— Start Extracted data —

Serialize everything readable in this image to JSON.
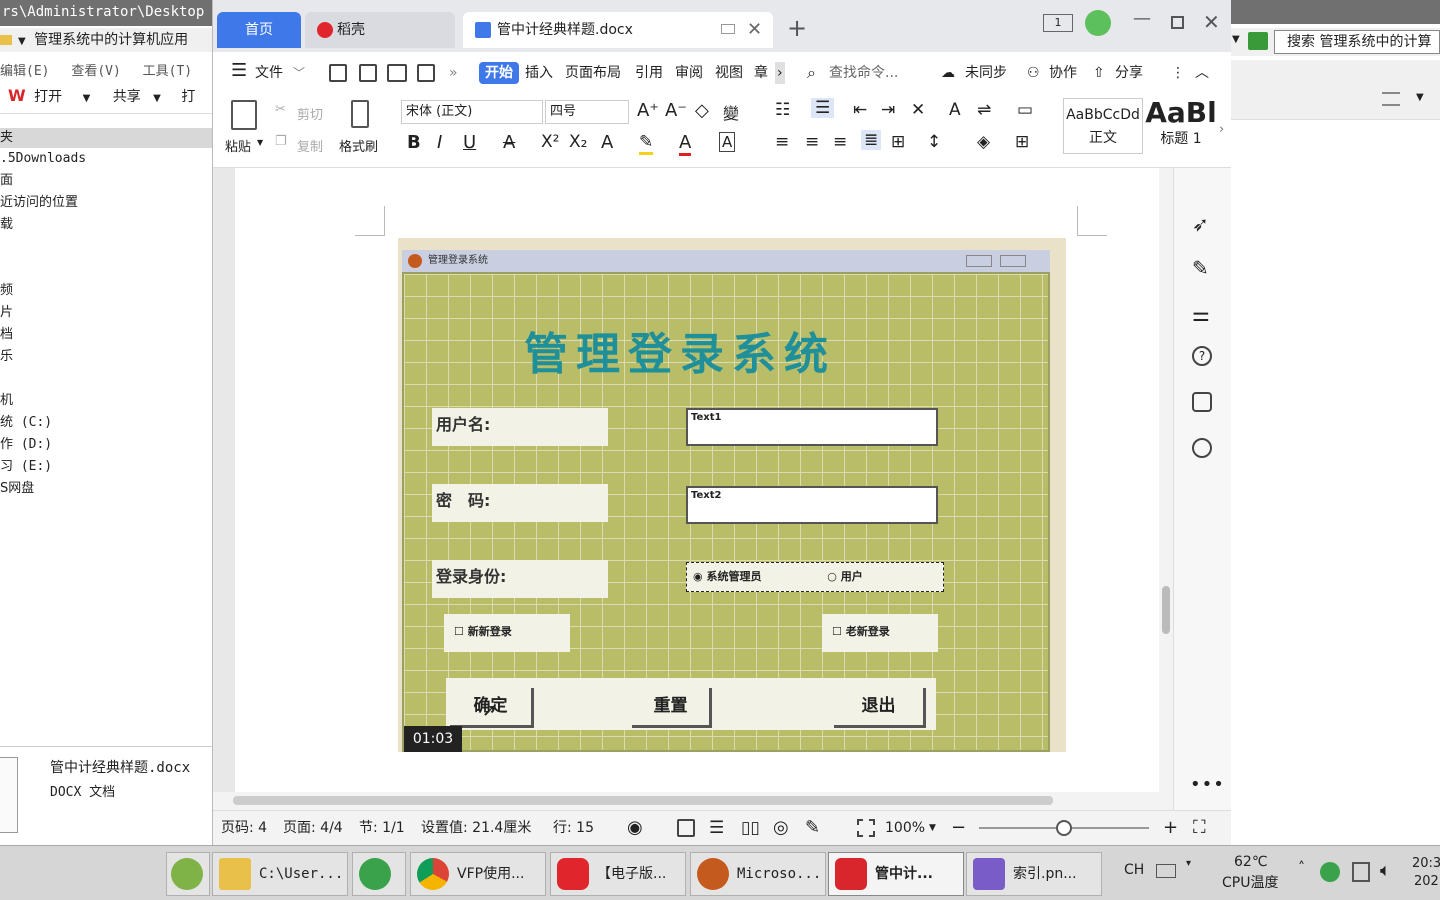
{
  "explorer": {
    "path": "rs\\Administrator\\Desktop",
    "address_text": "管理系统中的计算机应用",
    "menu": [
      "编辑(E)",
      "查看(V)",
      "工具(T)"
    ],
    "toolbar": {
      "open": "打开",
      "share": "共享",
      "print": "打"
    },
    "tree_header": "夹",
    "tree_items": [
      ".5Downloads",
      "面",
      "近访问的位置",
      "载",
      "",
      "",
      "频",
      "片",
      "档",
      "乐",
      "",
      "机",
      "统 (C:)",
      "作 (D:)",
      "习 (E:)",
      "S网盘"
    ],
    "file_name": "管中计经典样题.docx",
    "file_type": "DOCX 文档"
  },
  "right_window": {
    "search_label": "搜索 管理系统中的计算"
  },
  "wps": {
    "tabs": {
      "home": "首页",
      "daoke": "稻壳",
      "doc": "管中计经典样题.docx"
    },
    "menu": {
      "file": "文件",
      "items": [
        "开始",
        "插入",
        "页面布局",
        "引用",
        "审阅",
        "视图",
        "章"
      ],
      "search_placeholder": "查找命令...",
      "sync": "未同步",
      "collab": "协作",
      "share": "分享"
    },
    "ribbon": {
      "paste": "粘贴",
      "cut": "剪切",
      "copy": "复制",
      "format_painter": "格式刷",
      "font": "宋体 (正文)",
      "size": "四号",
      "style_normal_preview": "AaBbCcDd",
      "style_normal": "正文",
      "style_h1_preview": "AaBl",
      "style_h1": "标题 1"
    },
    "status": {
      "page_code": "页码: 4",
      "pages": "页面: 4/4",
      "section": "节: 1/1",
      "setting": "设置值: 21.4厘米",
      "line": "行: 15",
      "zoom": "100%"
    },
    "zoom_level": 0.5
  },
  "video": {
    "window_title": "管理登录系统",
    "heading": "管理登录系统",
    "label_user": "用户名:",
    "label_pwd": "密　码:",
    "label_role": "登录身份:",
    "text1": "Text1",
    "text2": "Text2",
    "radio_admin": "系统管理员",
    "radio_user": "用户",
    "check_new": "新新登录",
    "check_old": "老新登录",
    "btn_ok": "确定",
    "btn_reset": "重置",
    "btn_exit": "退出",
    "timestamp": "01:03"
  },
  "taskbar": {
    "items": [
      "C:\\User...",
      "VFP使用...",
      "【电子版...",
      "Microso...",
      "管中计...",
      "索引.pn..."
    ],
    "lang": "CH",
    "temp": "62℃",
    "temp_label": "CPU温度",
    "time": "20:3",
    "date": "202"
  },
  "colors": {
    "wps_blue": "#3f79e9",
    "form_green": "#b9bd68",
    "title_teal": "#1f8f9a"
  }
}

— End Extracted data —

**Required task**:
From the listing, extract all text exactly as given and drop any picture.

**Result**:
Serialize everything readable in this image to JSON.
{
  "explorer": {
    "path": "rs\\Administrator\\Desktop",
    "address_text": "管理系统中的计算机应用",
    "menu": [
      "编辑(E)",
      "查看(V)",
      "工具(T)"
    ],
    "toolbar": {
      "open": "打开",
      "share": "共享",
      "print": "打"
    },
    "tree_header": "夹",
    "tree_items": [
      ".5Downloads",
      "面",
      "近访问的位置",
      "载",
      "",
      "",
      "频",
      "片",
      "档",
      "乐",
      "",
      "机",
      "统 (C:)",
      "作 (D:)",
      "习 (E:)",
      "S网盘"
    ],
    "file_name": "管中计经典样题.docx",
    "file_type": "DOCX 文档"
  },
  "right_window": {
    "search_label": "搜索 管理系统中的计算"
  },
  "wps": {
    "tabs": {
      "home": "首页",
      "daoke": "稻壳",
      "doc": "管中计经典样题.docx"
    },
    "menu": {
      "file": "文件",
      "items": [
        "开始",
        "插入",
        "页面布局",
        "引用",
        "审阅",
        "视图",
        "章"
      ],
      "search_placeholder": "查找命令...",
      "sync": "未同步",
      "collab": "协作",
      "share": "分享"
    },
    "ribbon": {
      "paste": "粘贴",
      "cut": "剪切",
      "copy": "复制",
      "format_painter": "格式刷",
      "font": "宋体 (正文)",
      "size": "四号",
      "style_normal_preview": "AaBbCcDd",
      "style_normal": "正文",
      "style_h1_preview": "AaBl",
      "style_h1": "标题 1"
    },
    "status": {
      "page_code": "页码: 4",
      "pages": "页面: 4/4",
      "section": "节: 1/1",
      "setting": "设置值: 21.4厘米",
      "line": "行: 15",
      "zoom": "100%"
    },
    "zoom_level": 0.5
  },
  "video": {
    "window_title": "管理登录系统",
    "heading": "管理登录系统",
    "label_user": "用户名:",
    "label_pwd": "密　码:",
    "label_role": "登录身份:",
    "text1": "Text1",
    "text2": "Text2",
    "radio_admin": "系统管理员",
    "radio_user": "用户",
    "check_new": "新新登录",
    "check_old": "老新登录",
    "btn_ok": "确定",
    "btn_reset": "重置",
    "btn_exit": "退出",
    "timestamp": "01:03"
  },
  "taskbar": {
    "items": [
      "C:\\User...",
      "VFP使用...",
      "【电子版...",
      "Microso...",
      "管中计...",
      "索引.pn..."
    ],
    "lang": "CH",
    "temp": "62℃",
    "temp_label": "CPU温度",
    "time": "20:3",
    "date": "202"
  },
  "colors": {
    "wps_blue": "#3f79e9",
    "form_green": "#b9bd68",
    "title_teal": "#1f8f9a"
  }
}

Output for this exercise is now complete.